== MATERIAL SUPPLIED
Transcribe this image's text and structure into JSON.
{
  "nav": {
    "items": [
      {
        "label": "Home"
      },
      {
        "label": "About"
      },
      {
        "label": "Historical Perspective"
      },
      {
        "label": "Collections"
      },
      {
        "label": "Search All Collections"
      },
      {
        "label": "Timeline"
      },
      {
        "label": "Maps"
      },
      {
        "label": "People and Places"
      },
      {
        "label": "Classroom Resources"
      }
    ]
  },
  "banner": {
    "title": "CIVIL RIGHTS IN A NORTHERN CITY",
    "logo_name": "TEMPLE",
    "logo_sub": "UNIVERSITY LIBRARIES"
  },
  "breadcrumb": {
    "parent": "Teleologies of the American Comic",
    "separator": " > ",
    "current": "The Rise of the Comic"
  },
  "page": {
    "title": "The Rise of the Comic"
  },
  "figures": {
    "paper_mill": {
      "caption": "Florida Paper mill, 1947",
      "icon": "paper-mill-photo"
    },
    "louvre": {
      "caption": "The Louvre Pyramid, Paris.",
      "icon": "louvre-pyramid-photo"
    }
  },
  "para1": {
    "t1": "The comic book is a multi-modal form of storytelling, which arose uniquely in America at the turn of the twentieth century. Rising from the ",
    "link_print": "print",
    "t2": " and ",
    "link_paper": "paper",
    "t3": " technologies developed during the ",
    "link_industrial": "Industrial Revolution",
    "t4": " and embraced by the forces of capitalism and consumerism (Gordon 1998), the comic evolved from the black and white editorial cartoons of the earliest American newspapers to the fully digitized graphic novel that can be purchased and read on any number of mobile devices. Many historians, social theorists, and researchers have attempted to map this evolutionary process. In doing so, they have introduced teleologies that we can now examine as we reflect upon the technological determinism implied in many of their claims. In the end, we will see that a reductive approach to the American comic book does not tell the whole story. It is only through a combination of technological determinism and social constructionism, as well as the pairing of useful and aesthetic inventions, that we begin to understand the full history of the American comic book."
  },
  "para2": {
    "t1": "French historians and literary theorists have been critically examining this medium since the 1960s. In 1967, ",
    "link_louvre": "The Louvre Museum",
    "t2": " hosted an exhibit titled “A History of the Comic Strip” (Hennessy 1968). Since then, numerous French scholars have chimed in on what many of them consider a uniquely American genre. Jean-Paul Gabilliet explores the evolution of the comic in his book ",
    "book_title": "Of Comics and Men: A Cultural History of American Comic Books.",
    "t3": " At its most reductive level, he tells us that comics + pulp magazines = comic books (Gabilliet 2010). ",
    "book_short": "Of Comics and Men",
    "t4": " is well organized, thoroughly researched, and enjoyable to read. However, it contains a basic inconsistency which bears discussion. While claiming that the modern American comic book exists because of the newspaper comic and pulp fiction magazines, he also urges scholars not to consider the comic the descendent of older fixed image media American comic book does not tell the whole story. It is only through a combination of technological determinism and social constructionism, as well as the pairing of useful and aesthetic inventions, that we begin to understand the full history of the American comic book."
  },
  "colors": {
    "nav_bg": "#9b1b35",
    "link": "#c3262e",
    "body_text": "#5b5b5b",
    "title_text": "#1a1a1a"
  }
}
====
Copy every line exactly. Leave nothing out.

Transcribe this image's text and structure into JSON.
{
  "nav": {
    "items": [
      {
        "label": "Home"
      },
      {
        "label": "About"
      },
      {
        "label": "Historical Perspective"
      },
      {
        "label": "Collections"
      },
      {
        "label": "Search All Collections"
      },
      {
        "label": "Timeline"
      },
      {
        "label": "Maps"
      },
      {
        "label": "People and Places"
      },
      {
        "label": "Classroom Resources"
      }
    ]
  },
  "banner": {
    "title": "CIVIL RIGHTS IN A NORTHERN CITY",
    "logo_name": "TEMPLE",
    "logo_sub": "UNIVERSITY LIBRARIES"
  },
  "breadcrumb": {
    "parent": "Teleologies of the American Comic",
    "separator": " > ",
    "current": "The Rise of the Comic"
  },
  "page": {
    "title": "The Rise of the Comic"
  },
  "figures": {
    "paper_mill": {
      "caption": "Florida Paper mill, 1947",
      "icon": "paper-mill-photo"
    },
    "louvre": {
      "caption": "The Louvre Pyramid, Paris.",
      "icon": "louvre-pyramid-photo"
    }
  },
  "para1": {
    "t1": "The comic book is a multi-modal form of storytelling, which arose uniquely in America at the turn of the twentieth century. Rising from the ",
    "link_print": "print",
    "t2": " and ",
    "link_paper": "paper",
    "t3": " technologies developed during the ",
    "link_industrial": "Industrial Revolution",
    "t4": " and embraced by the forces of capitalism and consumerism (Gordon 1998), the comic evolved from the black and white editorial cartoons of the earliest American newspapers to the fully digitized graphic novel that can be purchased and read on any number of mobile devices. Many historians, social theorists, and researchers have attempted to map this evolutionary process. In doing so, they have introduced teleologies that we can now examine as we reflect upon the technological determinism implied in many of their claims. In the end, we will see that a reductive approach to the American comic book does not tell the whole story. It is only through a combination of technological determinism and social constructionism, as well as the pairing of useful and aesthetic inventions, that we begin to understand the full history of the American comic book."
  },
  "para2": {
    "t1": "French historians and literary theorists have been critically examining this medium since the 1960s. In 1967, ",
    "link_louvre": "The Louvre Museum",
    "t2": " hosted an exhibit titled “A History of the Comic Strip” (Hennessy 1968). Since then, numerous French scholars have chimed in on what many of them consider a uniquely American genre. Jean-Paul Gabilliet explores the evolution of the comic in his book ",
    "book_title": "Of Comics and Men: A Cultural History of American Comic Books.",
    "t3": " At its most reductive level, he tells us that comics + pulp magazines = comic books (Gabilliet 2010). ",
    "book_short": "Of Comics and Men",
    "t4": " is well organized, thoroughly researched, and enjoyable to read. However, it contains a basic inconsistency which bears discussion. While claiming that the modern American comic book exists because of the newspaper comic and pulp fiction magazines, he also urges scholars not to consider the comic the descendent of older fixed image media American comic book does not tell the whole story. It is only through a combination of technological determinism and social constructionism, as well as the pairing of useful and aesthetic inventions, that we begin to understand the full history of the American comic book."
  },
  "colors": {
    "nav_bg": "#9b1b35",
    "link": "#c3262e",
    "body_text": "#5b5b5b",
    "title_text": "#1a1a1a"
  }
}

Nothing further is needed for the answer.